### The problem:
Repeat every entry in the listing below, exactly.

Dataset items
------------------------------

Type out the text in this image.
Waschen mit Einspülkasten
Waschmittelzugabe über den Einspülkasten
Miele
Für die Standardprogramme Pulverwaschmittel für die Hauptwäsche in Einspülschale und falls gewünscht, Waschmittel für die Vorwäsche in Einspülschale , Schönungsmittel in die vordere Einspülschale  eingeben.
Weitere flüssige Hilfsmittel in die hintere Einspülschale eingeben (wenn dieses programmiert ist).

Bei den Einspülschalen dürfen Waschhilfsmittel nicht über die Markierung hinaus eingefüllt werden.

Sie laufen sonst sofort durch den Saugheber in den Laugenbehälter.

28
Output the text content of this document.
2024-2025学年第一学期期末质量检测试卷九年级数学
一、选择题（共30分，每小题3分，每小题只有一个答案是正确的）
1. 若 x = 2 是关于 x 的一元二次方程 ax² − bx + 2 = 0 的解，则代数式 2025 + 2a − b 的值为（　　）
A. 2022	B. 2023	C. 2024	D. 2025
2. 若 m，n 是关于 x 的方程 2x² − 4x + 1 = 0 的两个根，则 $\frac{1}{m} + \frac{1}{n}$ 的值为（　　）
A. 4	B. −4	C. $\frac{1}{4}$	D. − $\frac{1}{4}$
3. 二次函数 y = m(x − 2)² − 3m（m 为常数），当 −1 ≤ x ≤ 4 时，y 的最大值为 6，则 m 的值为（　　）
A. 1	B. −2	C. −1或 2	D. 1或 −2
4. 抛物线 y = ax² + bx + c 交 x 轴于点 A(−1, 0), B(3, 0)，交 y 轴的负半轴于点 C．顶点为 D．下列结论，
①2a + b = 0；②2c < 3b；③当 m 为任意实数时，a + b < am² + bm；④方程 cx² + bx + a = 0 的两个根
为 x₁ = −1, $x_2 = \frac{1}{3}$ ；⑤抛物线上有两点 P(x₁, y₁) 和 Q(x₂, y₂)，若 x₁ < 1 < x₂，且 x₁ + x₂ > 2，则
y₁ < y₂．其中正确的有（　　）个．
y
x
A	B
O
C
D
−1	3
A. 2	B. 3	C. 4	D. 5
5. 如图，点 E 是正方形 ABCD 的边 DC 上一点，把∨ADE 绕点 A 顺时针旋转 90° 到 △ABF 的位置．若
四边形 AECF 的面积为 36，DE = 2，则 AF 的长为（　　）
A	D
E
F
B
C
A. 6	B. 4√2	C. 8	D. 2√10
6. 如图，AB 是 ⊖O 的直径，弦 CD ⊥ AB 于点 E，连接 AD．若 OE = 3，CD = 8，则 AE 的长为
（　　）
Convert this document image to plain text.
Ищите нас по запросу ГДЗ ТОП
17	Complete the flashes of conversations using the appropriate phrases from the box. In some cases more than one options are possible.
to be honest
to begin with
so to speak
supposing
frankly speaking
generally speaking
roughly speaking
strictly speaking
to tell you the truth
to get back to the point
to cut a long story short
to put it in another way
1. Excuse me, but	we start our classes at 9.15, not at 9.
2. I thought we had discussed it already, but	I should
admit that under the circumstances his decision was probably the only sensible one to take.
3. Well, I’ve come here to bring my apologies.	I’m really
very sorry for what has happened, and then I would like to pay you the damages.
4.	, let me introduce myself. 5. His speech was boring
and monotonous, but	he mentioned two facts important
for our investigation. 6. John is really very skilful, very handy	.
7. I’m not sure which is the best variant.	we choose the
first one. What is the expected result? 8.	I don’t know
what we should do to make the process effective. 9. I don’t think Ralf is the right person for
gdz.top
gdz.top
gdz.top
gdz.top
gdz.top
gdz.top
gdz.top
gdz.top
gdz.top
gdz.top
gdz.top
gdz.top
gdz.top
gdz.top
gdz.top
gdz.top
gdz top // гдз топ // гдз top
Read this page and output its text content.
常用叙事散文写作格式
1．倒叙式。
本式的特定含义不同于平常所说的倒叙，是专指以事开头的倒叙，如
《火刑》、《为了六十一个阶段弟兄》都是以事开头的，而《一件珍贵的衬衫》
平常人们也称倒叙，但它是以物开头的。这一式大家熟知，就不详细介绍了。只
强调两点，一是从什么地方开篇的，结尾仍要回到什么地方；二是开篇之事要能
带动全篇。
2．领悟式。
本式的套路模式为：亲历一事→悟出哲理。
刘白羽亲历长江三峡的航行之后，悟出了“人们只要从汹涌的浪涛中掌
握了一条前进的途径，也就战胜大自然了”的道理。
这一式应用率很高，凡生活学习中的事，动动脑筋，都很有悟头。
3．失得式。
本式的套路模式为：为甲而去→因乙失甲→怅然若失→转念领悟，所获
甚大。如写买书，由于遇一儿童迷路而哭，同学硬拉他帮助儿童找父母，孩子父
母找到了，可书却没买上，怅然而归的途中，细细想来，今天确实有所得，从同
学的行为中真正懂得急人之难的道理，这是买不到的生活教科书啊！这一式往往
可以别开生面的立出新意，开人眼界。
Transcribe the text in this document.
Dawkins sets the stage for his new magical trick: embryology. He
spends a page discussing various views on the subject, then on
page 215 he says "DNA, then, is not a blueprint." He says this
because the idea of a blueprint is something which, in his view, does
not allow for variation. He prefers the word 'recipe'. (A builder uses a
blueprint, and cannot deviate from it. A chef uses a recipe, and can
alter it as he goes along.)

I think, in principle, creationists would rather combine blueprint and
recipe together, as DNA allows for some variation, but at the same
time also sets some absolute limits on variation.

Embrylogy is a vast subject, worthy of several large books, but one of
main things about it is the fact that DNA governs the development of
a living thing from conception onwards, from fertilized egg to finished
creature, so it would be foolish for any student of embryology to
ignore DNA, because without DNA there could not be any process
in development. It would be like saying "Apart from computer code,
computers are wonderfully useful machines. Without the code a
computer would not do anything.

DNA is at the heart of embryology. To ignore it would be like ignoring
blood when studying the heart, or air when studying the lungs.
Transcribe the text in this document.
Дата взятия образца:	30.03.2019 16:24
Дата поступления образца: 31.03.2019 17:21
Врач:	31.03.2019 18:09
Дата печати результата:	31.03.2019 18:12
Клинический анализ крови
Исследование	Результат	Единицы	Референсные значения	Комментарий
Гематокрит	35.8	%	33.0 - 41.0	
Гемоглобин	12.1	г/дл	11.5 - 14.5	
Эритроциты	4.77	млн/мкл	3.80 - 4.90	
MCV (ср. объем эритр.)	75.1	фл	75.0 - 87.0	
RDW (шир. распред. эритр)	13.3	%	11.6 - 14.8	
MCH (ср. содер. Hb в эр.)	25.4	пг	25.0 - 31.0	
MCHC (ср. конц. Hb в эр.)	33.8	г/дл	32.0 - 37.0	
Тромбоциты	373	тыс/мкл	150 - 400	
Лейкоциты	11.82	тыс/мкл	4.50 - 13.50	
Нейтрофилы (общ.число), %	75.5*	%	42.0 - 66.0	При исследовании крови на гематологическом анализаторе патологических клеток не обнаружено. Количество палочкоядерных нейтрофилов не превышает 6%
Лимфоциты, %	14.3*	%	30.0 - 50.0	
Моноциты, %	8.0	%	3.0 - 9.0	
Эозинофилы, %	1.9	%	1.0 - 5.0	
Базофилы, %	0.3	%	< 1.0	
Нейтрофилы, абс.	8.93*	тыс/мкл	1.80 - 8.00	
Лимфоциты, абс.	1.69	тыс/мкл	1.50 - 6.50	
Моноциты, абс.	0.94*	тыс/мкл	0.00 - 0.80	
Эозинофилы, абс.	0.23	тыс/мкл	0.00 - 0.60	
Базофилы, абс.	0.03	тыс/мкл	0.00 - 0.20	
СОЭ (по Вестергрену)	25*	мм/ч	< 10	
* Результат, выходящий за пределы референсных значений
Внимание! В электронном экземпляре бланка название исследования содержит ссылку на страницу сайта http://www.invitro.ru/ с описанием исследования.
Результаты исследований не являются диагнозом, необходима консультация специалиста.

------------------------------

### Written solution:
Type out the text in this image.
Waschen mit Einspülkasten
Waschmittelzugabe über den Einspülkasten
Miele
Für die Standardprogramme Pulverwaschmittel für die Hauptwäsche in Einspülschale und falls gewünscht, Waschmittel für die Vorwäsche in Einspülschale , Schönungsmittel in die vordere Einspülschale  eingeben.
Weitere flüssige Hilfsmittel in die hintere Einspülschale eingeben (wenn dieses programmiert ist).

Bei den Einspülschalen dürfen Waschhilfsmittel nicht über die Markierung hinaus eingefüllt werden.

Sie laufen sonst sofort durch den Saugheber in den Laugenbehälter.

28
Output the text content of this document.
2024-2025学年第一学期期末质量检测试卷九年级数学
一、选择题（共30分，每小题3分，每小题只有一个答案是正确的）
1. 若 x = 2 是关于 x 的一元二次方程 ax² − bx + 2 = 0 的解，则代数式 2025 + 2a − b 的值为（　　）
A. 2022	B. 2023	C. 2024	D. 2025
2. 若 m，n 是关于 x 的方程 2x² − 4x + 1 = 0 的两个根，则 $\frac{1}{m} + \frac{1}{n}$ 的值为（　　）
A. 4	B. −4	C. $\frac{1}{4}$	D. − $\frac{1}{4}$
3. 二次函数 y = m(x − 2)² − 3m（m 为常数），当 −1 ≤ x ≤ 4 时，y 的最大值为 6，则 m 的值为（　　）
A. 1	B. −2	C. −1或 2	D. 1或 −2
4. 抛物线 y = ax² + bx + c 交 x 轴于点 A(−1, 0), B(3, 0)，交 y 轴的负半轴于点 C．顶点为 D．下列结论，
①2a + b = 0；②2c < 3b；③当 m 为任意实数时，a + b < am² + bm；④方程 cx² + bx + a = 0 的两个根
为 x₁ = −1, $x_2 = \frac{1}{3}$ ；⑤抛物线上有两点 P(x₁, y₁) 和 Q(x₂, y₂)，若 x₁ < 1 < x₂，且 x₁ + x₂ > 2，则
y₁ < y₂．其中正确的有（　　）个．
y
x
A	B
O
C
D
−1	3
A. 2	B. 3	C. 4	D. 5
5. 如图，点 E 是正方形 ABCD 的边 DC 上一点，把∨ADE 绕点 A 顺时针旋转 90° 到 △ABF 的位置．若
四边形 AECF 的面积为 36，DE = 2，则 AF 的长为（　　）
A	D
E
F
B
C
A. 6	B. 4√2	C. 8	D. 2√10
6. 如图，AB 是 ⊖O 的直径，弦 CD ⊥ AB 于点 E，连接 AD．若 OE = 3，CD = 8，则 AE 的长为
（　　）
Convert this document image to plain text.
Ищите нас по запросу ГДЗ ТОП
17	Complete the flashes of conversations using the appropriate phrases from the box. In some cases more than one options are possible.
to be honest
to begin with
so to speak
supposing
frankly speaking
generally speaking
roughly speaking
strictly speaking
to tell you the truth
to get back to the point
to cut a long story short
to put it in another way
1. Excuse me, but	we start our classes at 9.15, not at 9.
2. I thought we had discussed it already, but	I should
admit that under the circumstances his decision was probably the only sensible one to take.
3. Well, I’ve come here to bring my apologies.	I’m really
very sorry for what has happened, and then I would like to pay you the damages.
4.	, let me introduce myself. 5. His speech was boring
and monotonous, but	he mentioned two facts important
for our investigation. 6. John is really very skilful, very handy	.
7. I’m not sure which is the best variant.	we choose the
first one. What is the expected result? 8.	I don’t know
what we should do to make the process effective. 9. I don’t think Ralf is the right person for
gdz.top
gdz.top
gdz.top
gdz.top
gdz.top
gdz.top
gdz.top
gdz.top
gdz.top
gdz.top
gdz.top
gdz.top
gdz.top
gdz.top
gdz.top
gdz.top
gdz top // гдз топ // гдз top
Read this page and output its text content.
常用叙事散文写作格式
1．倒叙式。
本式的特定含义不同于平常所说的倒叙，是专指以事开头的倒叙，如
《火刑》、《为了六十一个阶段弟兄》都是以事开头的，而《一件珍贵的衬衫》
平常人们也称倒叙，但它是以物开头的。这一式大家熟知，就不详细介绍了。只
强调两点，一是从什么地方开篇的，结尾仍要回到什么地方；二是开篇之事要能
带动全篇。
2．领悟式。
本式的套路模式为：亲历一事→悟出哲理。
刘白羽亲历长江三峡的航行之后，悟出了“人们只要从汹涌的浪涛中掌
握了一条前进的途径，也就战胜大自然了”的道理。
这一式应用率很高，凡生活学习中的事，动动脑筋，都很有悟头。
3．失得式。
本式的套路模式为：为甲而去→因乙失甲→怅然若失→转念领悟，所获
甚大。如写买书，由于遇一儿童迷路而哭，同学硬拉他帮助儿童找父母，孩子父
母找到了，可书却没买上，怅然而归的途中，细细想来，今天确实有所得，从同
学的行为中真正懂得急人之难的道理，这是买不到的生活教科书啊！这一式往往
可以别开生面的立出新意，开人眼界。
Transcribe the text in this document.
Dawkins sets the stage for his new magical trick: embryology. He
spends a page discussing various views on the subject, then on
page 215 he says "DNA, then, is not a blueprint." He says this
because the idea of a blueprint is something which, in his view, does
not allow for variation. He prefers the word 'recipe'. (A builder uses a
blueprint, and cannot deviate from it. A chef uses a recipe, and can
alter it as he goes along.)

I think, in principle, creationists would rather combine blueprint and
recipe together, as DNA allows for some variation, but at the same
time also sets some absolute limits on variation.

Embrylogy is a vast subject, worthy of several large books, but one of
main things about it is the fact that DNA governs the development of
a living thing from conception onwards, from fertilized egg to finished
creature, so it would be foolish for any student of embryology to
ignore DNA, because without DNA there could not be any process
in development. It would be like saying "Apart from computer code,
computers are wonderfully useful machines. Without the code a
computer would not do anything.

DNA is at the heart of embryology. To ignore it would be like ignoring
blood when studying the heart, or air when studying the lungs.
Transcribe the text in this document.
Дата взятия образца:	30.03.2019 16:24
Дата поступления образца: 31.03.2019 17:21
Врач:	31.03.2019 18:09
Дата печати результата:	31.03.2019 18:12
Клинический анализ крови
Исследование	Результат	Единицы	Референсные значения	Комментарий
Гематокрит	35.8	%	33.0 - 41.0	
Гемоглобин	12.1	г/дл	11.5 - 14.5	
Эритроциты	4.77	млн/мкл	3.80 - 4.90	
MCV (ср. объем эритр.)	75.1	фл	75.0 - 87.0	
RDW (шир. распред. эритр)	13.3	%	11.6 - 14.8	
MCH (ср. содер. Hb в эр.)	25.4	пг	25.0 - 31.0	
MCHC (ср. конц. Hb в эр.)	33.8	г/дл	32.0 - 37.0	
Тромбоциты	373	тыс/мкл	150 - 400	
Лейкоциты	11.82	тыс/мкл	4.50 - 13.50	
Нейтрофилы (общ.число), %	75.5*	%	42.0 - 66.0	При исследовании крови на гематологическом анализаторе патологических клеток не обнаружено. Количество палочкоядерных нейтрофилов не превышает 6%
Лимфоциты, %	14.3*	%	30.0 - 50.0	
Моноциты, %	8.0	%	3.0 - 9.0	
Эозинофилы, %	1.9	%	1.0 - 5.0	
Базофилы, %	0.3	%	< 1.0	
Нейтрофилы, абс.	8.93*	тыс/мкл	1.80 - 8.00	
Лимфоциты, абс.	1.69	тыс/мкл	1.50 - 6.50	
Моноциты, абс.	0.94*	тыс/мкл	0.00 - 0.80	
Эозинофилы, абс.	0.23	тыс/мкл	0.00 - 0.60	
Базофилы, абс.	0.03	тыс/мкл	0.00 - 0.20	
СОЭ (по Вестергрену)	25*	мм/ч	< 10	
* Результат, выходящий за пределы референсных значений
Внимание! В электронном экземпляре бланка название исследования содержит ссылку на страницу сайта http://www.invitro.ru/ с описанием исследования.
Результаты исследований не являются диагнозом, необходима консультация специалиста.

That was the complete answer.